__Data extract__:

################

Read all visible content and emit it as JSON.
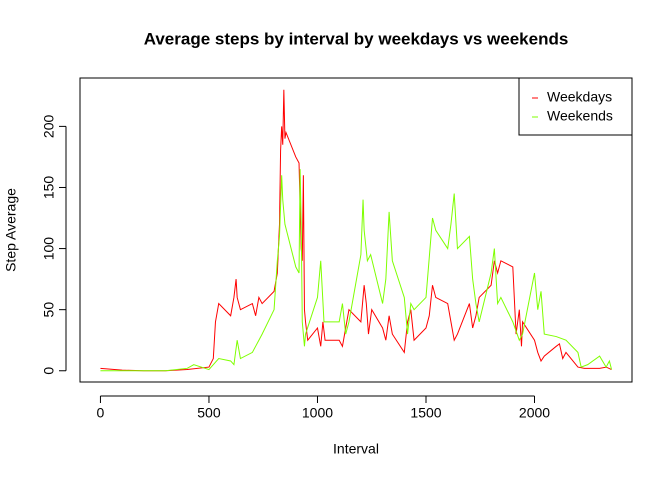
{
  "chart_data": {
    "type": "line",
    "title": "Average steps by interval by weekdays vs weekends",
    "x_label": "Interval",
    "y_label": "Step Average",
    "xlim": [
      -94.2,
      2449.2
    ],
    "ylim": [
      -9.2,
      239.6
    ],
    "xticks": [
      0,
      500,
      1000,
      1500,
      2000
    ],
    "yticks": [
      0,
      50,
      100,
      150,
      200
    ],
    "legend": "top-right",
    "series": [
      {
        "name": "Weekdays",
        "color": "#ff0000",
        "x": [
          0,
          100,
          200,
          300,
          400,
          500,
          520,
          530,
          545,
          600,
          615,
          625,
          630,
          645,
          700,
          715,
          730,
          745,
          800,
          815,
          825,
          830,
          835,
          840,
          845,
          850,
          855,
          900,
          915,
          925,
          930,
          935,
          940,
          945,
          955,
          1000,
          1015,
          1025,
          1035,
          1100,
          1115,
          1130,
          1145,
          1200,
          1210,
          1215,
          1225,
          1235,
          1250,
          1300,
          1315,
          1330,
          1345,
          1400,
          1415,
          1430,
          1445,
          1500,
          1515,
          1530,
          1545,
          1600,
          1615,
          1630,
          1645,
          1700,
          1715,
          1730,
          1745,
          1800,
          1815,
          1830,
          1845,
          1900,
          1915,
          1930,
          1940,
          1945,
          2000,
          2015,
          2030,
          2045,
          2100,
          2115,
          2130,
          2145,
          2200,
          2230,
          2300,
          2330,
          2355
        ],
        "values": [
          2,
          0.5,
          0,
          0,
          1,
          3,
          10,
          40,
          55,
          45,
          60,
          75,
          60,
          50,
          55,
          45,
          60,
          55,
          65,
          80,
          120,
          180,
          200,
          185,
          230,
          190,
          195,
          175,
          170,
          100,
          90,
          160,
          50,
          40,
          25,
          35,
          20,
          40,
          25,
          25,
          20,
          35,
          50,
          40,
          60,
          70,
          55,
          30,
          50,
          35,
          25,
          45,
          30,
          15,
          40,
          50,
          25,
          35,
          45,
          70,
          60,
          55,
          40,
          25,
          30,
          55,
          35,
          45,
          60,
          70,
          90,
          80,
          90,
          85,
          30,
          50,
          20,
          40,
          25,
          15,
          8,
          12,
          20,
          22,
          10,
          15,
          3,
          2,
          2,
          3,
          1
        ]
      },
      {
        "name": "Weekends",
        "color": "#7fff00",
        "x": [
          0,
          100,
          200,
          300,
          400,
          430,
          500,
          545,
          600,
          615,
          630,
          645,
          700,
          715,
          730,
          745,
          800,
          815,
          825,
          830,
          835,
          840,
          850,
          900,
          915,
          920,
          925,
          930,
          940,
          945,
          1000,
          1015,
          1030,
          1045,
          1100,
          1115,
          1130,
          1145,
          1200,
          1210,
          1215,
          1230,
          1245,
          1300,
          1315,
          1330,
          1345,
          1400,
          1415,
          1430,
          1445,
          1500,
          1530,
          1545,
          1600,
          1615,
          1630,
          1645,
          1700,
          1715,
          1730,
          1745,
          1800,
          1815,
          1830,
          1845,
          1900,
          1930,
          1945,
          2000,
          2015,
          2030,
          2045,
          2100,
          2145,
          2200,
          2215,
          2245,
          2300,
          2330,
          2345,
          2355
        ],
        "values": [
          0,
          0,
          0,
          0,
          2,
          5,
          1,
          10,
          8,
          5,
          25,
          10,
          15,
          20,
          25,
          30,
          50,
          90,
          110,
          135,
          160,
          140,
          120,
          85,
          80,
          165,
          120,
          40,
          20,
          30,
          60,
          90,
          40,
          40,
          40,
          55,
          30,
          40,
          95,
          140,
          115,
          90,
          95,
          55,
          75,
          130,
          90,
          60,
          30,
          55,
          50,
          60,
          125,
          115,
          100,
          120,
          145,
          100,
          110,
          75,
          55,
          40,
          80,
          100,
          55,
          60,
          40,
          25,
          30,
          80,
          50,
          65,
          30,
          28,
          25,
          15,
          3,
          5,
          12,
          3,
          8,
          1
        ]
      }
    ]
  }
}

################

__Set problem__:
Exclude the pictures, and transcribe all of the material exactly.

__Complete output__:
Read all visible content and emit it as JSON.
{
  "chart_data": {
    "type": "line",
    "title": "Average steps by interval by weekdays vs weekends",
    "x_label": "Interval",
    "y_label": "Step Average",
    "xlim": [
      -94.2,
      2449.2
    ],
    "ylim": [
      -9.2,
      239.6
    ],
    "xticks": [
      0,
      500,
      1000,
      1500,
      2000
    ],
    "yticks": [
      0,
      50,
      100,
      150,
      200
    ],
    "legend": "top-right",
    "series": [
      {
        "name": "Weekdays",
        "color": "#ff0000",
        "x": [
          0,
          100,
          200,
          300,
          400,
          500,
          520,
          530,
          545,
          600,
          615,
          625,
          630,
          645,
          700,
          715,
          730,
          745,
          800,
          815,
          825,
          830,
          835,
          840,
          845,
          850,
          855,
          900,
          915,
          925,
          930,
          935,
          940,
          945,
          955,
          1000,
          1015,
          1025,
          1035,
          1100,
          1115,
          1130,
          1145,
          1200,
          1210,
          1215,
          1225,
          1235,
          1250,
          1300,
          1315,
          1330,
          1345,
          1400,
          1415,
          1430,
          1445,
          1500,
          1515,
          1530,
          1545,
          1600,
          1615,
          1630,
          1645,
          1700,
          1715,
          1730,
          1745,
          1800,
          1815,
          1830,
          1845,
          1900,
          1915,
          1930,
          1940,
          1945,
          2000,
          2015,
          2030,
          2045,
          2100,
          2115,
          2130,
          2145,
          2200,
          2230,
          2300,
          2330,
          2355
        ],
        "values": [
          2,
          0.5,
          0,
          0,
          1,
          3,
          10,
          40,
          55,
          45,
          60,
          75,
          60,
          50,
          55,
          45,
          60,
          55,
          65,
          80,
          120,
          180,
          200,
          185,
          230,
          190,
          195,
          175,
          170,
          100,
          90,
          160,
          50,
          40,
          25,
          35,
          20,
          40,
          25,
          25,
          20,
          35,
          50,
          40,
          60,
          70,
          55,
          30,
          50,
          35,
          25,
          45,
          30,
          15,
          40,
          50,
          25,
          35,
          45,
          70,
          60,
          55,
          40,
          25,
          30,
          55,
          35,
          45,
          60,
          70,
          90,
          80,
          90,
          85,
          30,
          50,
          20,
          40,
          25,
          15,
          8,
          12,
          20,
          22,
          10,
          15,
          3,
          2,
          2,
          3,
          1
        ]
      },
      {
        "name": "Weekends",
        "color": "#7fff00",
        "x": [
          0,
          100,
          200,
          300,
          400,
          430,
          500,
          545,
          600,
          615,
          630,
          645,
          700,
          715,
          730,
          745,
          800,
          815,
          825,
          830,
          835,
          840,
          850,
          900,
          915,
          920,
          925,
          930,
          940,
          945,
          1000,
          1015,
          1030,
          1045,
          1100,
          1115,
          1130,
          1145,
          1200,
          1210,
          1215,
          1230,
          1245,
          1300,
          1315,
          1330,
          1345,
          1400,
          1415,
          1430,
          1445,
          1500,
          1530,
          1545,
          1600,
          1615,
          1630,
          1645,
          1700,
          1715,
          1730,
          1745,
          1800,
          1815,
          1830,
          1845,
          1900,
          1930,
          1945,
          2000,
          2015,
          2030,
          2045,
          2100,
          2145,
          2200,
          2215,
          2245,
          2300,
          2330,
          2345,
          2355
        ],
        "values": [
          0,
          0,
          0,
          0,
          2,
          5,
          1,
          10,
          8,
          5,
          25,
          10,
          15,
          20,
          25,
          30,
          50,
          90,
          110,
          135,
          160,
          140,
          120,
          85,
          80,
          165,
          120,
          40,
          20,
          30,
          60,
          90,
          40,
          40,
          40,
          55,
          30,
          40,
          95,
          140,
          115,
          90,
          95,
          55,
          75,
          130,
          90,
          60,
          30,
          55,
          50,
          60,
          125,
          115,
          100,
          120,
          145,
          100,
          110,
          75,
          55,
          40,
          80,
          100,
          55,
          60,
          40,
          25,
          30,
          80,
          50,
          65,
          30,
          28,
          25,
          15,
          3,
          5,
          12,
          3,
          8,
          1
        ]
      }
    ]
  }
}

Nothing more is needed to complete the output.